> **TASK STATEMENT**: Identify all lines below that hold "didn" and collect them.

══════════

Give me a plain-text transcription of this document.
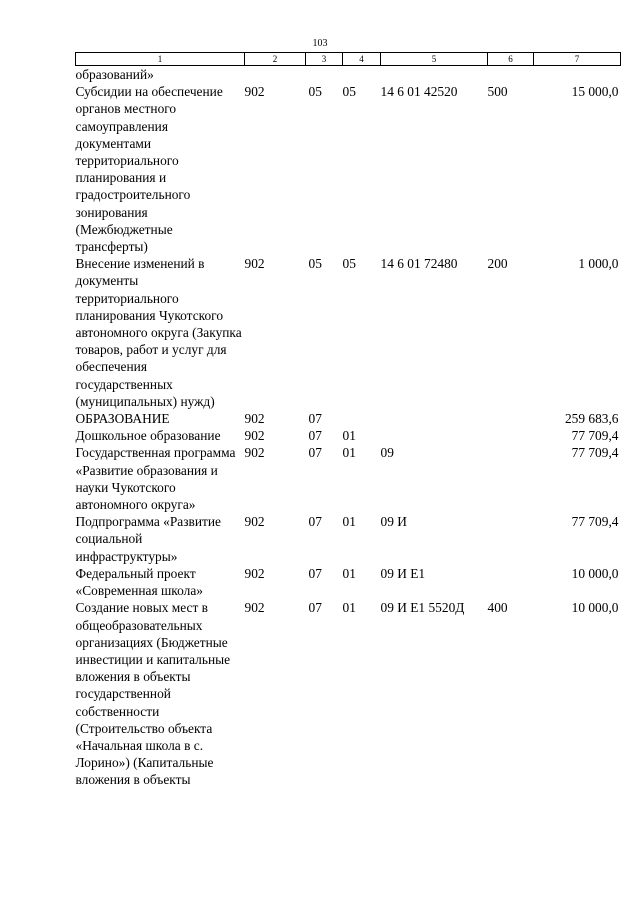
103
1	2	3	4	5	6	7
образований»						
Субсидии на обеспечение органов местного самоуправления документами территориального планирования и градостроительного зонирования (Межбюджетные трансферты)	902	05	05	14 6 01 42520	500	15 000,0
Внесение изменений в документы территориального планирования Чукотского автономного округа (Закупка товаров, работ и услуг для обеспечения государственных (муниципальных) нужд)	902	05	05	14 6 01 72480	200	1 000,0
ОБРАЗОВАНИЕ	902	07				259 683,6
Дошкольное образование	902	07	01			77 709,4
Государственная программа «Развитие образования и науки Чукотского автономного округа»	902	07	01	09		77 709,4
Подпрограмма «Развитие социальной инфраструктуры»	902	07	01	09 И		77 709,4
Федеральный проект «Современная школа»	902	07	01	09 И Е1		10 000,0
Создание новых мест в общеобразовательных организациях (Бюджетные инвестиции и капитальные вложения в объекты государственной собственности (Строительство объекта «Начальная школа в с. Лорино») (Капитальные вложения в объекты	902	07	01	09 И Е1 5520Д	400	10 000,0
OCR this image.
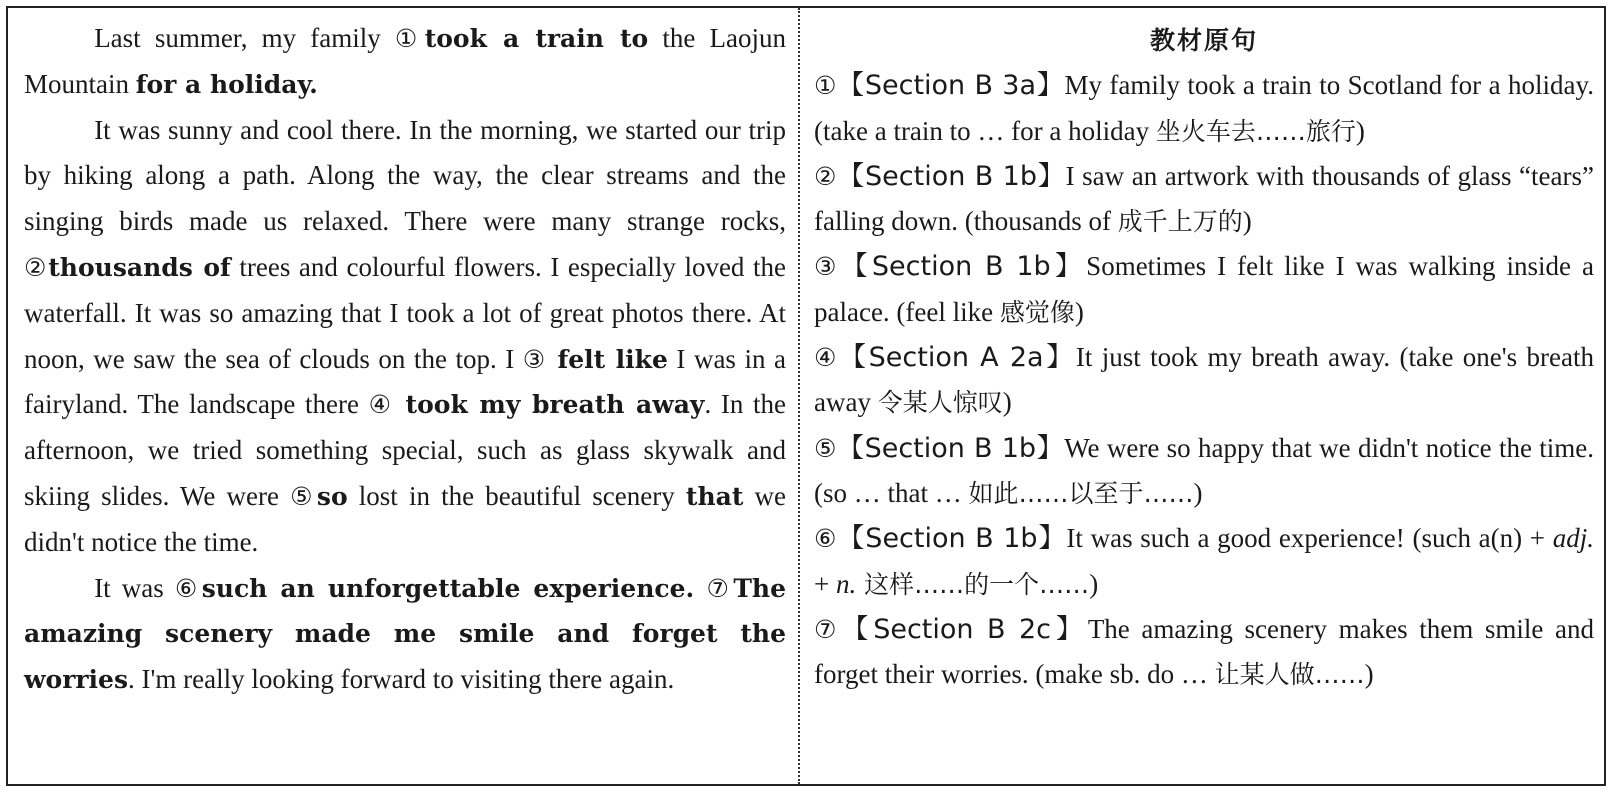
Last summer, my family ①took a train to the Laojun Mountain for a holiday.

It was sunny and cool there. In the morning, we started our trip by hiking along a path. Along the way, the clear streams and the singing birds made us relaxed. There were many strange rocks, ②thousands of trees and colourful flowers. I especially loved the waterfall. It was so amazing that I took a lot of great photos there. At noon, we saw the sea of clouds on the top. I ③ felt like I was in a fairyland. The landscape there ④ took my breath away. In the afternoon, we tried something special, such as glass skywalk and skiing slides. We were ⑤so lost in the beautiful scenery that we didn't notice the time.

It was ⑥such an unforgettable experience. ⑦The amazing scenery made me smile and forget the worries. I'm really looking forward to visiting there again.

教材原句

①【Section B 3a】My family took a train to Scotland for a holiday. (take a train to … for a holiday 坐火车去……旅行)

②【Section B 1b】I saw an artwork with thousands of glass “tears” falling down. (thousands of 成千上万的)

③【Section B 1b】Sometimes I felt like I was walking inside a palace. (feel like 感觉像)

④【Section A 2a】It just took my breath away. (take one's breath away 令某人惊叹)

⑤【Section B 1b】We were so happy that we didn't notice the time. (so … that … 如此……以至于……)

⑥【Section B 1b】It was such a good experience! (such a(n) + adj. + n. 这样……的一个……)

⑦【Section B 2c】The amazing scenery makes them smile and forget their worries. (make sb. do … 让某人做……)
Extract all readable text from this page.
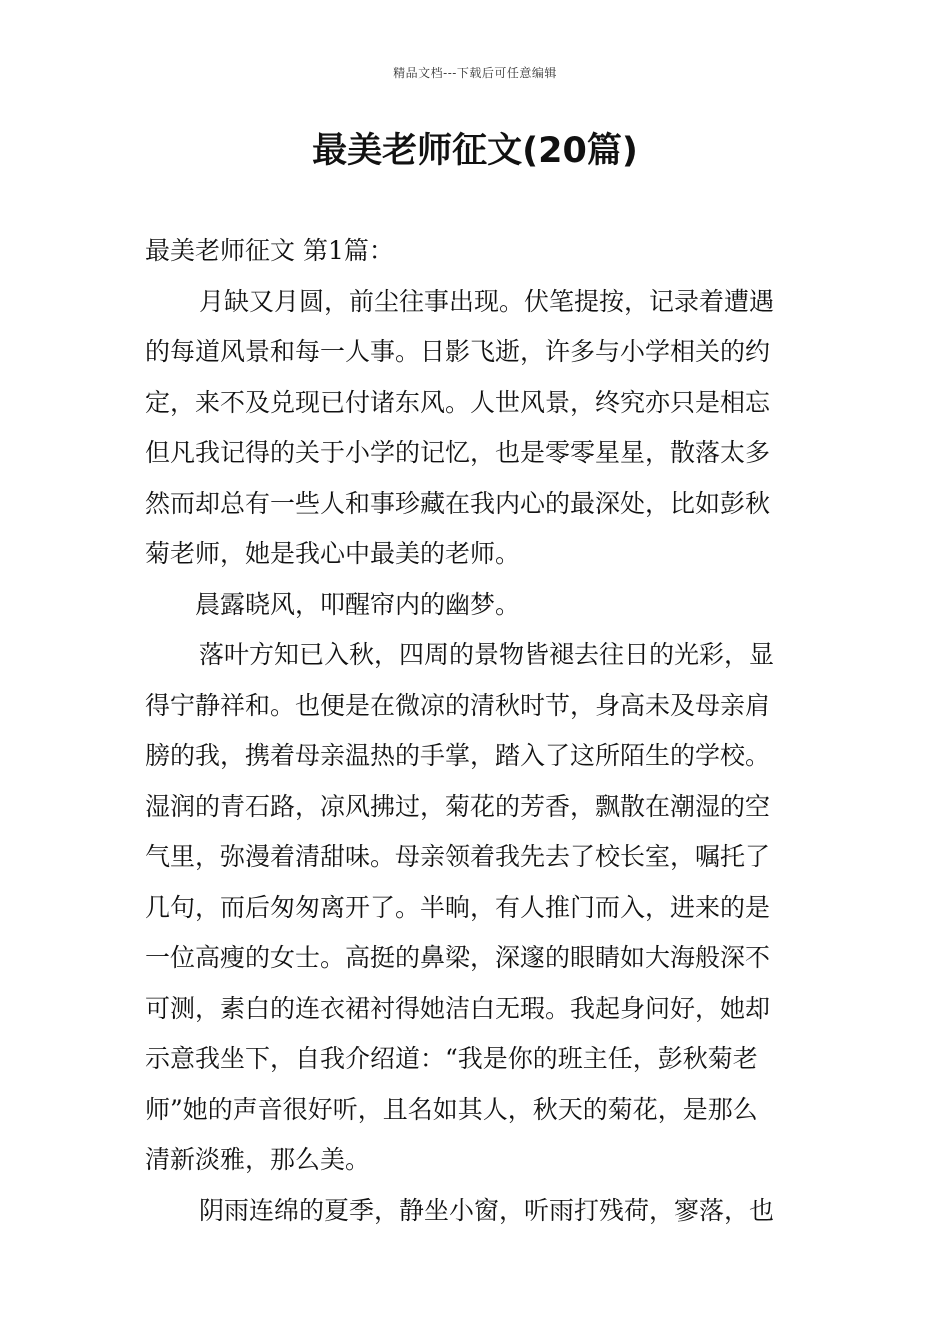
精品文档---下载后可任意编辑
最美老师征文(20篇)
最美老师征文 第1篇：
月缺又月圆，前尘往事出现。伏笔提按，记录着遭遇
的每道风景和每一人事。日影飞逝，许多与小学相关的约
定，来不及兑现已付诸东风。人世风景，终究亦只是相忘
但凡我记得的关于小学的记忆，也是零零星星，散落太多
然而却总有一些人和事珍藏在我内心的最深处，比如彭秋
菊老师，她是我心中最美的老师。
晨露晓风，叩醒帘内的幽梦。
落叶方知已入秋，四周的景物皆褪去往日的光彩，显
得宁静祥和。也便是在微凉的清秋时节，身高未及母亲肩
膀的我，携着母亲温热的手掌，踏入了这所陌生的学校。
湿润的青石路，凉风拂过，菊花的芳香，飘散在潮湿的空
气里，弥漫着清甜味。母亲领着我先去了校长室，嘱托了
几句，而后匆匆离开了。半晌，有人推门而入，进来的是
一位高瘦的女士。高挺的鼻梁，深邃的眼睛如大海般深不
可测，素白的连衣裙衬得她洁白无瑕。我起身问好，她却
示意我坐下，自我介绍道：“我是你的班主任，彭秋菊老
师”她的声音很好听，且名如其人，秋天的菊花，是那么
清新淡雅，那么美。
阴雨连绵的夏季，静坐小窗，听雨打残荷，寥落，也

══════════

> **RESULT OF THIS EXERCISE**:
It was sunny and cool there. In the morning, we started our trip by hiking along a path. Along the way, the clear streams and the singing birds made us relaxed. There were many strange rocks, ②thousands of trees and colourful flowers. I especially loved the waterfall. It was so amazing that I took a lot of great photos there. At noon, we saw the sea of clouds on the top. I ③ felt like I was in a fairyland. The landscape there ④ took my breath away. In the afternoon, we tried something special, such as glass skywalk and skiing slides. We were ⑤so lost in the beautiful scenery that we didn't notice the time.
⑤【Section B 1b】We were so happy that we didn't notice the time. (so … that … 如此……以至于……)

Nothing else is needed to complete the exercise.